- The problem
All of the entries must be reproduced exactly, with no images carried over.

(Dataset entries)
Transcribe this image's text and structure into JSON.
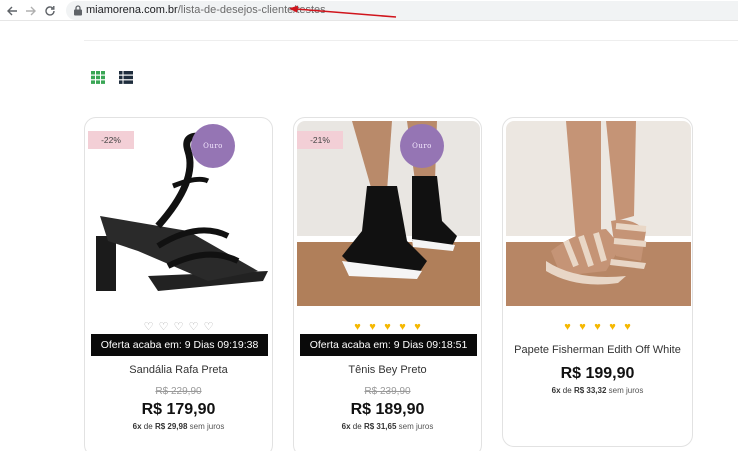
{
  "browser": {
    "url_domain": "miamorena.com.br",
    "url_path": "/lista-de-desejos-cliente/testes"
  },
  "view_toggles": {
    "grid_icon": "grid-icon",
    "list_icon": "list-icon",
    "active_color": "#3aa655"
  },
  "products": [
    {
      "discount": "-22%",
      "brand_logo_text": "Ouro",
      "rating": 0,
      "offer_text": "Oferta acaba em: 9 Dias 09:19:38",
      "name": "Sandália Rafa Preta",
      "old_price": "R$ 229,90",
      "price": "R$ 179,90",
      "installments_count": "6x",
      "installments_de": "de",
      "installments_value": "R$ 29,98",
      "installments_note": "sem juros"
    },
    {
      "discount": "-21%",
      "brand_logo_text": "Ouro",
      "rating": 5,
      "offer_text": "Oferta acaba em: 9 Dias 09:18:51",
      "name": "Tênis Bey Preto",
      "old_price": "R$ 239,90",
      "price": "R$ 189,90",
      "installments_count": "6x",
      "installments_de": "de",
      "installments_value": "R$ 31,65",
      "installments_note": "sem juros"
    },
    {
      "rating": 5,
      "name": "Papete Fisherman Edith Off White",
      "price": "R$ 199,90",
      "installments_count": "6x",
      "installments_de": "de",
      "installments_value": "R$ 33,32",
      "installments_note": "sem juros"
    }
  ],
  "colors": {
    "star": "#f5b800",
    "offer_bar": "#0a0a0a",
    "discount_bg": "#f3cfd6",
    "brand_logo": "#9575b4",
    "arrow": "#d0141c"
  }
}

- Exercise result
Transcribe this image's text and structure into JSON.
{
  "browser": {
    "url_domain": "miamorena.com.br",
    "url_path": "/lista-de-desejos-cliente/testes"
  },
  "view_toggles": {
    "grid_icon": "grid-icon",
    "list_icon": "list-icon",
    "active_color": "#3aa655"
  },
  "products": [
    {
      "discount": "-22%",
      "brand_logo_text": "Ouro",
      "rating": 0,
      "offer_text": "Oferta acaba em: 9 Dias 09:19:38",
      "name": "Sandália Rafa Preta",
      "old_price": "R$ 229,90",
      "price": "R$ 179,90",
      "installments_count": "6x",
      "installments_de": "de",
      "installments_value": "R$ 29,98",
      "installments_note": "sem juros"
    },
    {
      "discount": "-21%",
      "brand_logo_text": "Ouro",
      "rating": 5,
      "offer_text": "Oferta acaba em: 9 Dias 09:18:51",
      "name": "Tênis Bey Preto",
      "old_price": "R$ 239,90",
      "price": "R$ 189,90",
      "installments_count": "6x",
      "installments_de": "de",
      "installments_value": "R$ 31,65",
      "installments_note": "sem juros"
    },
    {
      "rating": 5,
      "name": "Papete Fisherman Edith Off White",
      "price": "R$ 199,90",
      "installments_count": "6x",
      "installments_de": "de",
      "installments_value": "R$ 33,32",
      "installments_note": "sem juros"
    }
  ],
  "colors": {
    "star": "#f5b800",
    "offer_bar": "#0a0a0a",
    "discount_bg": "#f3cfd6",
    "brand_logo": "#9575b4",
    "arrow": "#d0141c"
  }
}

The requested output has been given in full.